INPUT:
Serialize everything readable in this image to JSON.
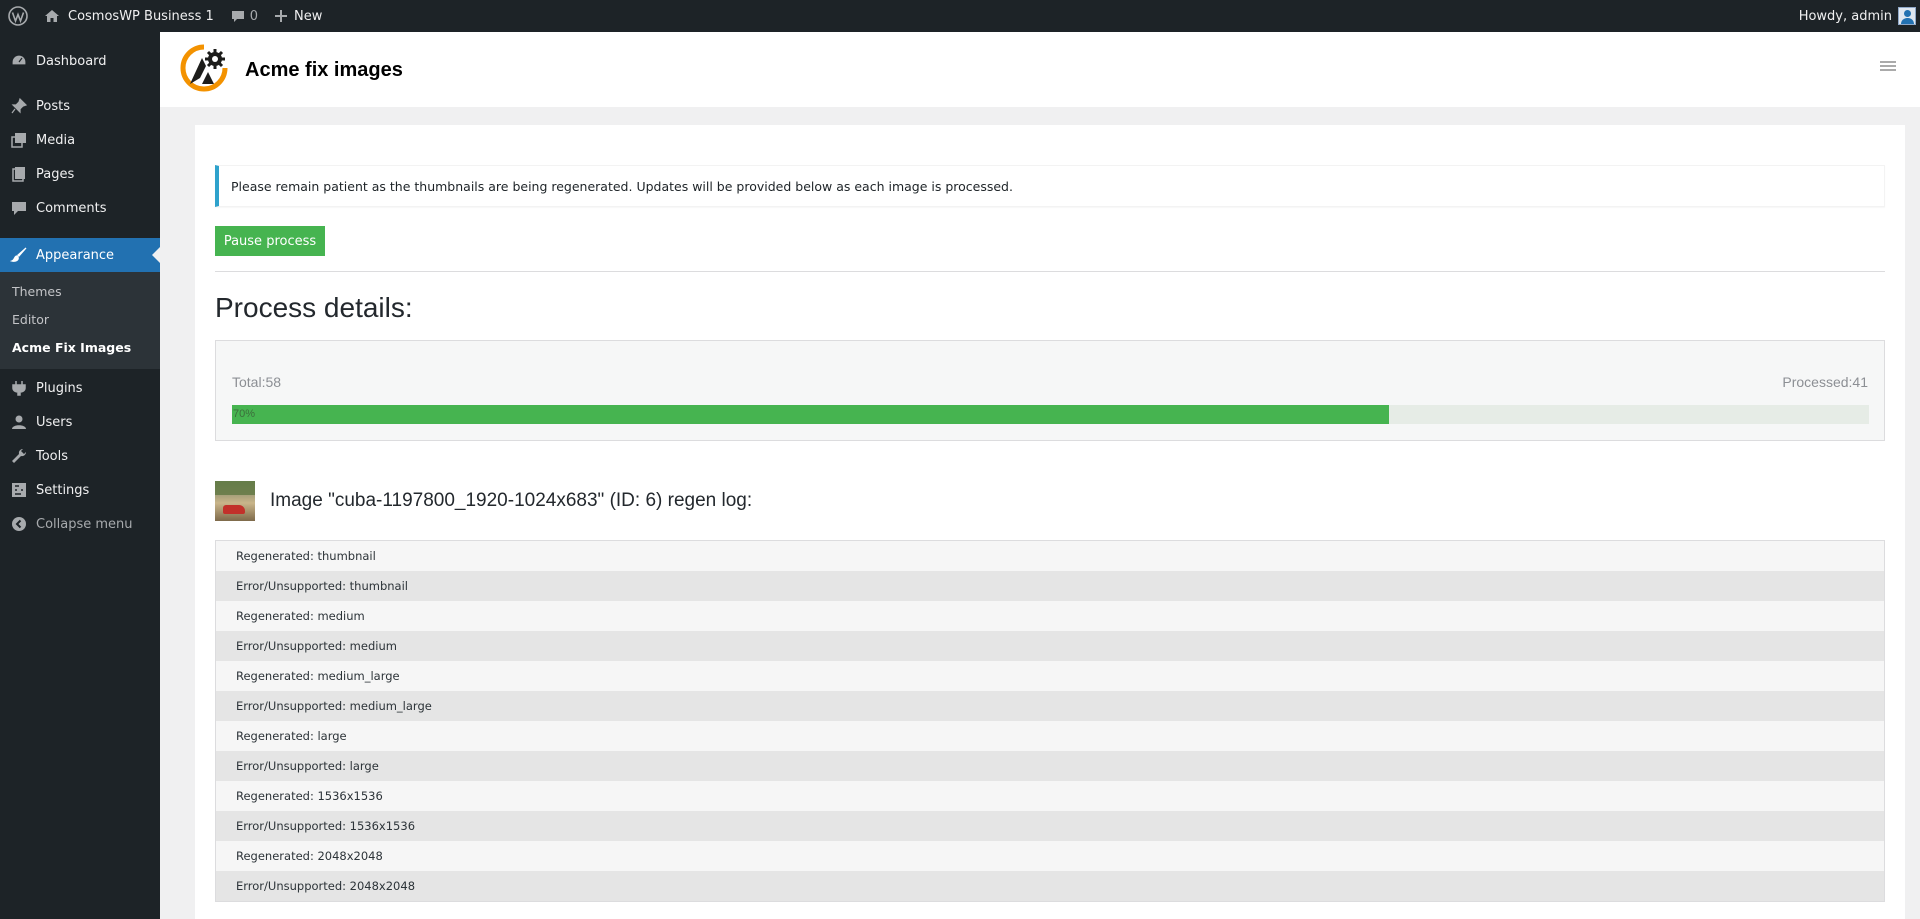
{
  "admin_bar": {
    "site_name": "CosmosWP Business 1",
    "comments_count": "0",
    "new_label": "New",
    "howdy": "Howdy, admin"
  },
  "sidebar": {
    "items": [
      {
        "label": "Dashboard",
        "icon": "dashboard-icon"
      },
      {
        "label": "Posts",
        "icon": "pin-icon"
      },
      {
        "label": "Media",
        "icon": "media-icon"
      },
      {
        "label": "Pages",
        "icon": "pages-icon"
      },
      {
        "label": "Comments",
        "icon": "comment-icon"
      },
      {
        "label": "Appearance",
        "icon": "brush-icon",
        "active": true
      },
      {
        "label": "Plugins",
        "icon": "plug-icon"
      },
      {
        "label": "Users",
        "icon": "user-icon"
      },
      {
        "label": "Tools",
        "icon": "wrench-icon"
      },
      {
        "label": "Settings",
        "icon": "settings-icon"
      },
      {
        "label": "Collapse menu",
        "icon": "collapse-icon"
      }
    ],
    "submenu": [
      {
        "label": "Themes"
      },
      {
        "label": "Editor"
      },
      {
        "label": "Acme Fix Images",
        "current": true
      }
    ]
  },
  "header": {
    "title": "Acme fix images"
  },
  "notice": {
    "text": "Please remain patient as the thumbnails are being regenerated. Updates will be provided below as each image is processed."
  },
  "pause_button": {
    "label": "Pause process"
  },
  "process": {
    "title": "Process details:",
    "total_text": "Total:58",
    "processed_text": "Processed:41",
    "progress_label": "70%",
    "progress_fraction": 0.7069
  },
  "image_log": {
    "heading": "Image \"cuba-1197800_1920-1024x683\" (ID: 6) regen log:",
    "rows": [
      "Regenerated: thumbnail",
      "Error/Unsupported: thumbnail",
      "Regenerated: medium",
      "Error/Unsupported: medium",
      "Regenerated: medium_large",
      "Error/Unsupported: medium_large",
      "Regenerated: large",
      "Error/Unsupported: large",
      "Regenerated: 1536x1536",
      "Error/Unsupported: 1536x1536",
      "Regenerated: 2048x2048",
      "Error/Unsupported: 2048x2048"
    ]
  },
  "colors": {
    "admin_dark": "#1d2327",
    "accent_blue": "#2271b1",
    "success_green": "#46b450",
    "notice_border": "#2ea2cc",
    "logo_orange": "#f39200"
  }
}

TASK STATEMENT:
Write out the listing above again, exactly, but with no pictures in the copy.

THE RESPONSE:
Serialize everything readable in this image to JSON.
{
  "admin_bar": {
    "site_name": "CosmosWP Business 1",
    "comments_count": "0",
    "new_label": "New",
    "howdy": "Howdy, admin"
  },
  "sidebar": {
    "items": [
      {
        "label": "Dashboard",
        "icon": "dashboard-icon"
      },
      {
        "label": "Posts",
        "icon": "pin-icon"
      },
      {
        "label": "Media",
        "icon": "media-icon"
      },
      {
        "label": "Pages",
        "icon": "pages-icon"
      },
      {
        "label": "Comments",
        "icon": "comment-icon"
      },
      {
        "label": "Appearance",
        "icon": "brush-icon",
        "active": true
      },
      {
        "label": "Plugins",
        "icon": "plug-icon"
      },
      {
        "label": "Users",
        "icon": "user-icon"
      },
      {
        "label": "Tools",
        "icon": "wrench-icon"
      },
      {
        "label": "Settings",
        "icon": "settings-icon"
      },
      {
        "label": "Collapse menu",
        "icon": "collapse-icon"
      }
    ],
    "submenu": [
      {
        "label": "Themes"
      },
      {
        "label": "Editor"
      },
      {
        "label": "Acme Fix Images",
        "current": true
      }
    ]
  },
  "header": {
    "title": "Acme fix images"
  },
  "notice": {
    "text": "Please remain patient as the thumbnails are being regenerated. Updates will be provided below as each image is processed."
  },
  "pause_button": {
    "label": "Pause process"
  },
  "process": {
    "title": "Process details:",
    "total_text": "Total:58",
    "processed_text": "Processed:41",
    "progress_label": "70%",
    "progress_fraction": 0.7069
  },
  "image_log": {
    "heading": "Image \"cuba-1197800_1920-1024x683\" (ID: 6) regen log:",
    "rows": [
      "Regenerated: thumbnail",
      "Error/Unsupported: thumbnail",
      "Regenerated: medium",
      "Error/Unsupported: medium",
      "Regenerated: medium_large",
      "Error/Unsupported: medium_large",
      "Regenerated: large",
      "Error/Unsupported: large",
      "Regenerated: 1536x1536",
      "Error/Unsupported: 1536x1536",
      "Regenerated: 2048x2048",
      "Error/Unsupported: 2048x2048"
    ]
  },
  "colors": {
    "admin_dark": "#1d2327",
    "accent_blue": "#2271b1",
    "success_green": "#46b450",
    "notice_border": "#2ea2cc",
    "logo_orange": "#f39200"
  }
}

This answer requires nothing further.